» **Records supplied**

■ ■ ■ ■ ■ ■ ■

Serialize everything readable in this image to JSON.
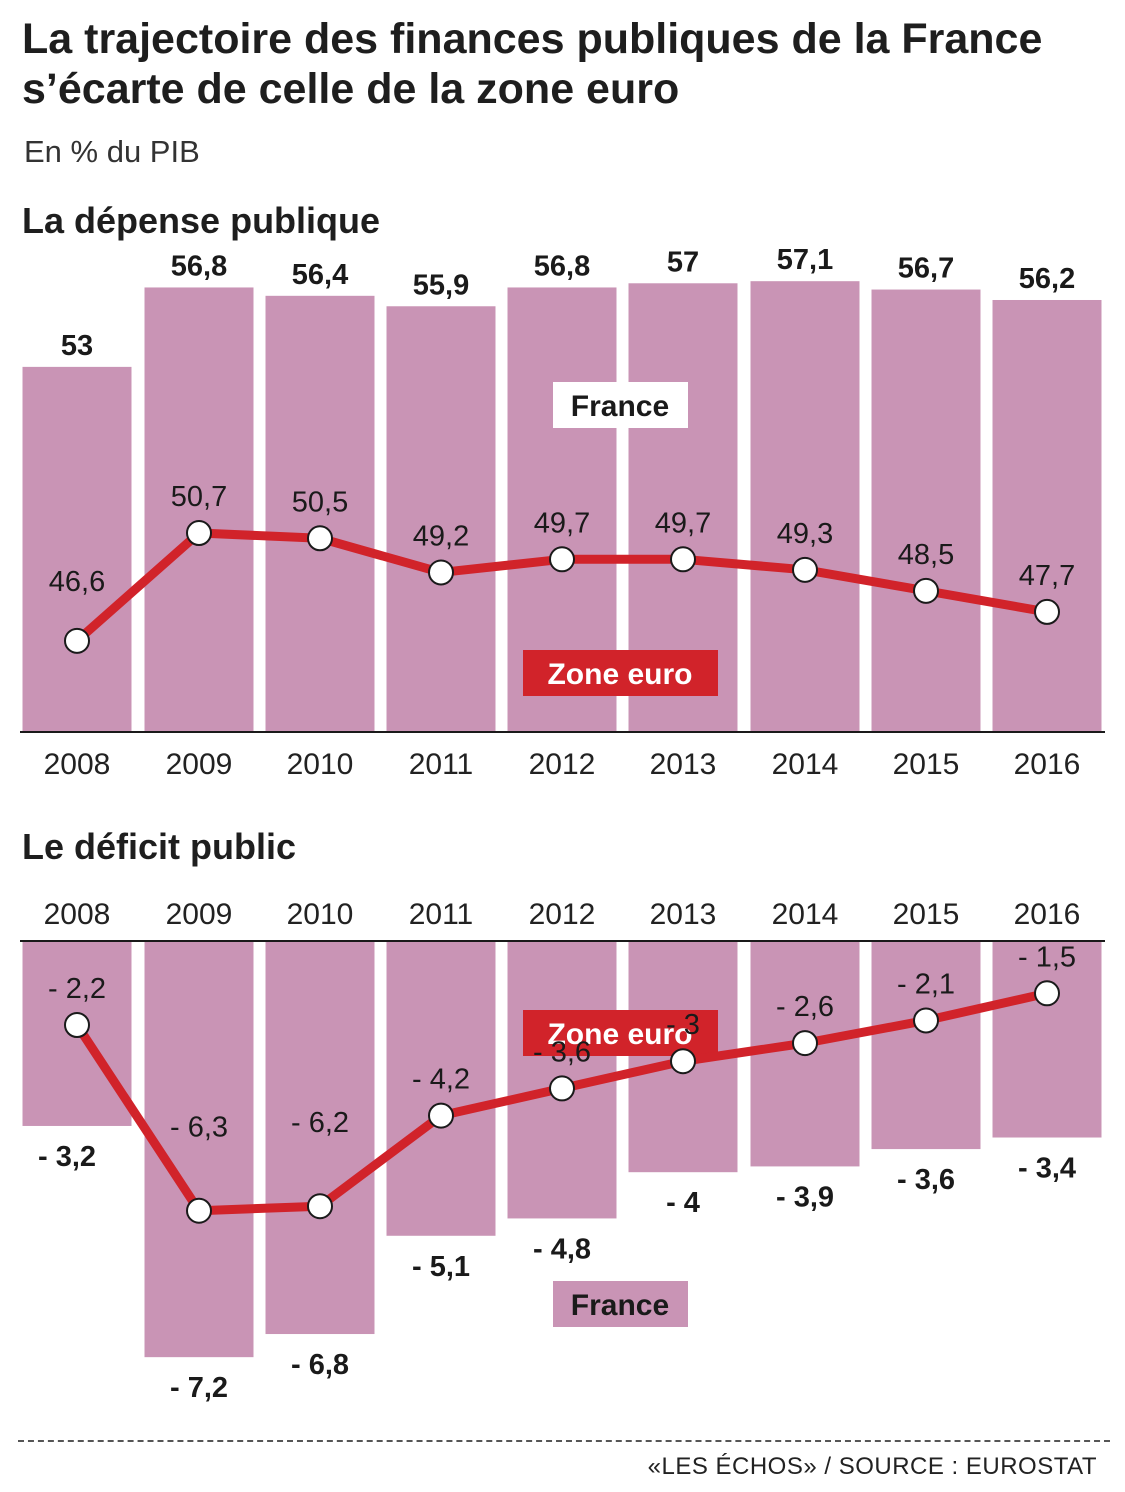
{
  "title": "La trajectoire des finances publiques de la France s’écarte de celle de la zone euro",
  "subtitle": "En % du PIB",
  "source": "«LES ÉCHOS» / SOURCE : EUROSTAT",
  "colors": {
    "france": "#c994b5",
    "zone_euro": "#d1232a",
    "text": "#1a1a1a"
  },
  "chart_data": [
    {
      "type": "bar",
      "title": "La dépense publique",
      "categories": [
        "2008",
        "2009",
        "2010",
        "2011",
        "2012",
        "2013",
        "2014",
        "2015",
        "2016"
      ],
      "series": [
        {
          "name": "France",
          "type": "bar",
          "values": [
            53,
            56.8,
            56.4,
            55.9,
            56.8,
            57,
            57.1,
            56.7,
            56.2
          ],
          "labels": [
            "53",
            "56,8",
            "56,4",
            "55,9",
            "56,8",
            "57",
            "57,1",
            "56,7",
            "56,2"
          ]
        },
        {
          "name": "Zone euro",
          "type": "line",
          "values": [
            46.6,
            50.7,
            50.5,
            49.2,
            49.7,
            49.7,
            49.3,
            48.5,
            47.7
          ],
          "labels": [
            "46,6",
            "50,7",
            "50,5",
            "49,2",
            "49,7",
            "49,7",
            "49,3",
            "48,5",
            "47,7"
          ]
        }
      ],
      "legend": {
        "france": "France",
        "zone_euro": "Zone euro"
      }
    },
    {
      "type": "bar",
      "title": "Le déficit public",
      "categories": [
        "2008",
        "2009",
        "2010",
        "2011",
        "2012",
        "2013",
        "2014",
        "2015",
        "2016"
      ],
      "series": [
        {
          "name": "France",
          "type": "bar",
          "values": [
            -3.2,
            -7.2,
            -6.8,
            -5.1,
            -4.8,
            -4,
            -3.9,
            -3.6,
            -3.4
          ],
          "labels": [
            "- 3,2",
            "- 7,2",
            "- 6,8",
            "- 5,1",
            "- 4,8",
            "- 4",
            "- 3,9",
            "- 3,6",
            "- 3,4"
          ]
        },
        {
          "name": "Zone euro",
          "type": "line",
          "values": [
            -2.2,
            -6.3,
            -6.2,
            -4.2,
            -3.6,
            -3,
            -2.6,
            -2.1,
            -1.5
          ],
          "labels": [
            "- 2,2",
            "- 6,3",
            "- 6,2",
            "- 4,2",
            "- 3,6",
            "- 3",
            "- 2,6",
            "- 2,1",
            "- 1,5"
          ]
        }
      ],
      "legend": {
        "france": "France",
        "zone_euro": "Zone euro"
      }
    }
  ]
}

■ ■ ■ ■ ■ ■ ■

Repeat the records above exactly, leaving out any pictures they contain.

» **Exercise response**
Serialize everything readable in this image to JSON.
{
  "title": "La trajectoire des finances publiques de la France s’écarte de celle de la zone euro",
  "subtitle": "En % du PIB",
  "source": "«LES ÉCHOS» / SOURCE : EUROSTAT",
  "colors": {
    "france": "#c994b5",
    "zone_euro": "#d1232a",
    "text": "#1a1a1a"
  },
  "chart_data": [
    {
      "type": "bar",
      "title": "La dépense publique",
      "categories": [
        "2008",
        "2009",
        "2010",
        "2011",
        "2012",
        "2013",
        "2014",
        "2015",
        "2016"
      ],
      "series": [
        {
          "name": "France",
          "type": "bar",
          "values": [
            53,
            56.8,
            56.4,
            55.9,
            56.8,
            57,
            57.1,
            56.7,
            56.2
          ],
          "labels": [
            "53",
            "56,8",
            "56,4",
            "55,9",
            "56,8",
            "57",
            "57,1",
            "56,7",
            "56,2"
          ]
        },
        {
          "name": "Zone euro",
          "type": "line",
          "values": [
            46.6,
            50.7,
            50.5,
            49.2,
            49.7,
            49.7,
            49.3,
            48.5,
            47.7
          ],
          "labels": [
            "46,6",
            "50,7",
            "50,5",
            "49,2",
            "49,7",
            "49,7",
            "49,3",
            "48,5",
            "47,7"
          ]
        }
      ],
      "legend": {
        "france": "France",
        "zone_euro": "Zone euro"
      }
    },
    {
      "type": "bar",
      "title": "Le déficit public",
      "categories": [
        "2008",
        "2009",
        "2010",
        "2011",
        "2012",
        "2013",
        "2014",
        "2015",
        "2016"
      ],
      "series": [
        {
          "name": "France",
          "type": "bar",
          "values": [
            -3.2,
            -7.2,
            -6.8,
            -5.1,
            -4.8,
            -4,
            -3.9,
            -3.6,
            -3.4
          ],
          "labels": [
            "- 3,2",
            "- 7,2",
            "- 6,8",
            "- 5,1",
            "- 4,8",
            "- 4",
            "- 3,9",
            "- 3,6",
            "- 3,4"
          ]
        },
        {
          "name": "Zone euro",
          "type": "line",
          "values": [
            -2.2,
            -6.3,
            -6.2,
            -4.2,
            -3.6,
            -3,
            -2.6,
            -2.1,
            -1.5
          ],
          "labels": [
            "- 2,2",
            "- 6,3",
            "- 6,2",
            "- 4,2",
            "- 3,6",
            "- 3",
            "- 2,6",
            "- 2,1",
            "- 1,5"
          ]
        }
      ],
      "legend": {
        "france": "France",
        "zone_euro": "Zone euro"
      }
    }
  ]
}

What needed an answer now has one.